Stored data:
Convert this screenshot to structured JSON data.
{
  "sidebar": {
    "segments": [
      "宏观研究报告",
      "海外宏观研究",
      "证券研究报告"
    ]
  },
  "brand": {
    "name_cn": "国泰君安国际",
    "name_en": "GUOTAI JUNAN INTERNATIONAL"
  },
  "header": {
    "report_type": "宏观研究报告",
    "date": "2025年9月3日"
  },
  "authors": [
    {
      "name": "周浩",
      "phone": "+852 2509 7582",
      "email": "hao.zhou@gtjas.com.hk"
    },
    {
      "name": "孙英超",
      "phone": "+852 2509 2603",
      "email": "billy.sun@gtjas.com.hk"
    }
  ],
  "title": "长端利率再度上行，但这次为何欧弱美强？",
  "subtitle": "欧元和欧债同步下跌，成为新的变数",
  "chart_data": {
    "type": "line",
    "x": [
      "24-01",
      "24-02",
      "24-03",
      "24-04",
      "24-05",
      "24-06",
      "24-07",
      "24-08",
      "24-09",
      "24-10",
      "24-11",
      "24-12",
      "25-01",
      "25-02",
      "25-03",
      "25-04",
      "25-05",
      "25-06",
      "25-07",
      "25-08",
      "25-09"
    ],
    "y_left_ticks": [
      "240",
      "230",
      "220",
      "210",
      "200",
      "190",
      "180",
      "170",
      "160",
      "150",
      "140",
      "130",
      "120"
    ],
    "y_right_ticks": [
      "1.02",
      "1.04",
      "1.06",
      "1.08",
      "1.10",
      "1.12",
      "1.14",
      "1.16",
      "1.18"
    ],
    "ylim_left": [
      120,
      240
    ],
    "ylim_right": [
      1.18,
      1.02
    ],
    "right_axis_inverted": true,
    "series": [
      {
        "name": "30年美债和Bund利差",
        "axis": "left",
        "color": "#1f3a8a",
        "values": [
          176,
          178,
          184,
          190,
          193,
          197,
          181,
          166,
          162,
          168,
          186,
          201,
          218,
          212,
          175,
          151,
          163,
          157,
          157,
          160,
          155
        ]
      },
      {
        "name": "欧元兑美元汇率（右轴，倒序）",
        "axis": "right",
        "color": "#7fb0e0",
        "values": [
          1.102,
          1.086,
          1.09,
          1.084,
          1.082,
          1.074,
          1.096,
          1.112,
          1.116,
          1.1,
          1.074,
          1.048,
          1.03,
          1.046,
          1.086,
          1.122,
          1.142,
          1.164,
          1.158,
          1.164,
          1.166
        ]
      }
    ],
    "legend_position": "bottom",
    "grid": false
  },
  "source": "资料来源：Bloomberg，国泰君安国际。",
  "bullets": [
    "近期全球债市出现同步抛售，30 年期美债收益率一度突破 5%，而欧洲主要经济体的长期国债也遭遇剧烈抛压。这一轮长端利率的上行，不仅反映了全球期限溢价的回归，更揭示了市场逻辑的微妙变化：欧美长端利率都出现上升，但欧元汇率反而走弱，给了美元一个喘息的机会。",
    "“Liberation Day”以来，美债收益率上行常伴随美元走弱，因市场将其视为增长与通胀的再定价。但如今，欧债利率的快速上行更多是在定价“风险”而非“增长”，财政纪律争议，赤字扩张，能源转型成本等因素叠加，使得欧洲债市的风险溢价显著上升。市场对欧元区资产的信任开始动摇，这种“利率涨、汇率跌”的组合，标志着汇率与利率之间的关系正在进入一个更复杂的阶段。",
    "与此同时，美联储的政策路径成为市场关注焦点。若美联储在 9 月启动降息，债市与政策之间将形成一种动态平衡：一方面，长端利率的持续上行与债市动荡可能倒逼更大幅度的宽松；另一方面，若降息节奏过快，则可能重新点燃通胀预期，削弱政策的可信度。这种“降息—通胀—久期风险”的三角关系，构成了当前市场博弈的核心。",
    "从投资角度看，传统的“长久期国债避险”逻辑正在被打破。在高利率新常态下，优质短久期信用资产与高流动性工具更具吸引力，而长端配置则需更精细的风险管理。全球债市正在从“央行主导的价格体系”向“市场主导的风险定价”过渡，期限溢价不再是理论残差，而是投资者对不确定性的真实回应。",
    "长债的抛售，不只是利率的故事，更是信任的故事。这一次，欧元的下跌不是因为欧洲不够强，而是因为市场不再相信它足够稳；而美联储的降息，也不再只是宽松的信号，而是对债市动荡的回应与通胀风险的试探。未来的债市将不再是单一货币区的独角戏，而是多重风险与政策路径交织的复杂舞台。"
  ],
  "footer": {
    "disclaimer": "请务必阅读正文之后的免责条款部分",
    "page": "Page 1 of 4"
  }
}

• **TASK REQUIREMENTS**
Quote every entry exactly.

• **RESPONSE TO THE EXERCISE**
Convert this screenshot to structured JSON data.
{
  "sidebar": {
    "segments": [
      "宏观研究报告",
      "海外宏观研究",
      "证券研究报告"
    ]
  },
  "brand": {
    "name_cn": "国泰君安国际",
    "name_en": "GUOTAI JUNAN INTERNATIONAL"
  },
  "header": {
    "report_type": "宏观研究报告",
    "date": "2025年9月3日"
  },
  "authors": [
    {
      "name": "周浩",
      "phone": "+852 2509 7582",
      "email": "hao.zhou@gtjas.com.hk"
    },
    {
      "name": "孙英超",
      "phone": "+852 2509 2603",
      "email": "billy.sun@gtjas.com.hk"
    }
  ],
  "title": "长端利率再度上行，但这次为何欧弱美强？",
  "subtitle": "欧元和欧债同步下跌，成为新的变数",
  "chart_data": {
    "type": "line",
    "x": [
      "24-01",
      "24-02",
      "24-03",
      "24-04",
      "24-05",
      "24-06",
      "24-07",
      "24-08",
      "24-09",
      "24-10",
      "24-11",
      "24-12",
      "25-01",
      "25-02",
      "25-03",
      "25-04",
      "25-05",
      "25-06",
      "25-07",
      "25-08",
      "25-09"
    ],
    "y_left_ticks": [
      "240",
      "230",
      "220",
      "210",
      "200",
      "190",
      "180",
      "170",
      "160",
      "150",
      "140",
      "130",
      "120"
    ],
    "y_right_ticks": [
      "1.02",
      "1.04",
      "1.06",
      "1.08",
      "1.10",
      "1.12",
      "1.14",
      "1.16",
      "1.18"
    ],
    "ylim_left": [
      120,
      240
    ],
    "ylim_right": [
      1.18,
      1.02
    ],
    "right_axis_inverted": true,
    "series": [
      {
        "name": "30年美债和Bund利差",
        "axis": "left",
        "color": "#1f3a8a",
        "values": [
          176,
          178,
          184,
          190,
          193,
          197,
          181,
          166,
          162,
          168,
          186,
          201,
          218,
          212,
          175,
          151,
          163,
          157,
          157,
          160,
          155
        ]
      },
      {
        "name": "欧元兑美元汇率（右轴，倒序）",
        "axis": "right",
        "color": "#7fb0e0",
        "values": [
          1.102,
          1.086,
          1.09,
          1.084,
          1.082,
          1.074,
          1.096,
          1.112,
          1.116,
          1.1,
          1.074,
          1.048,
          1.03,
          1.046,
          1.086,
          1.122,
          1.142,
          1.164,
          1.158,
          1.164,
          1.166
        ]
      }
    ],
    "legend_position": "bottom",
    "grid": false
  },
  "source": "资料来源：Bloomberg，国泰君安国际。",
  "bullets": [
    "近期全球债市出现同步抛售，30 年期美债收益率一度突破 5%，而欧洲主要经济体的长期国债也遭遇剧烈抛压。这一轮长端利率的上行，不仅反映了全球期限溢价的回归，更揭示了市场逻辑的微妙变化：欧美长端利率都出现上升，但欧元汇率反而走弱，给了美元一个喘息的机会。",
    "“Liberation Day”以来，美债收益率上行常伴随美元走弱，因市场将其视为增长与通胀的再定价。但如今，欧债利率的快速上行更多是在定价“风险”而非“增长”，财政纪律争议，赤字扩张，能源转型成本等因素叠加，使得欧洲债市的风险溢价显著上升。市场对欧元区资产的信任开始动摇，这种“利率涨、汇率跌”的组合，标志着汇率与利率之间的关系正在进入一个更复杂的阶段。",
    "与此同时，美联储的政策路径成为市场关注焦点。若美联储在 9 月启动降息，债市与政策之间将形成一种动态平衡：一方面，长端利率的持续上行与债市动荡可能倒逼更大幅度的宽松；另一方面，若降息节奏过快，则可能重新点燃通胀预期，削弱政策的可信度。这种“降息—通胀—久期风险”的三角关系，构成了当前市场博弈的核心。",
    "从投资角度看，传统的“长久期国债避险”逻辑正在被打破。在高利率新常态下，优质短久期信用资产与高流动性工具更具吸引力，而长端配置则需更精细的风险管理。全球债市正在从“央行主导的价格体系”向“市场主导的风险定价”过渡，期限溢价不再是理论残差，而是投资者对不确定性的真实回应。",
    "长债的抛售，不只是利率的故事，更是信任的故事。这一次，欧元的下跌不是因为欧洲不够强，而是因为市场不再相信它足够稳；而美联储的降息，也不再只是宽松的信号，而是对债市动荡的回应与通胀风险的试探。未来的债市将不再是单一货币区的独角戏，而是多重风险与政策路径交织的复杂舞台。"
  ],
  "footer": {
    "disclaimer": "请务必阅读正文之后的免责条款部分",
    "page": "Page 1 of 4"
  }
}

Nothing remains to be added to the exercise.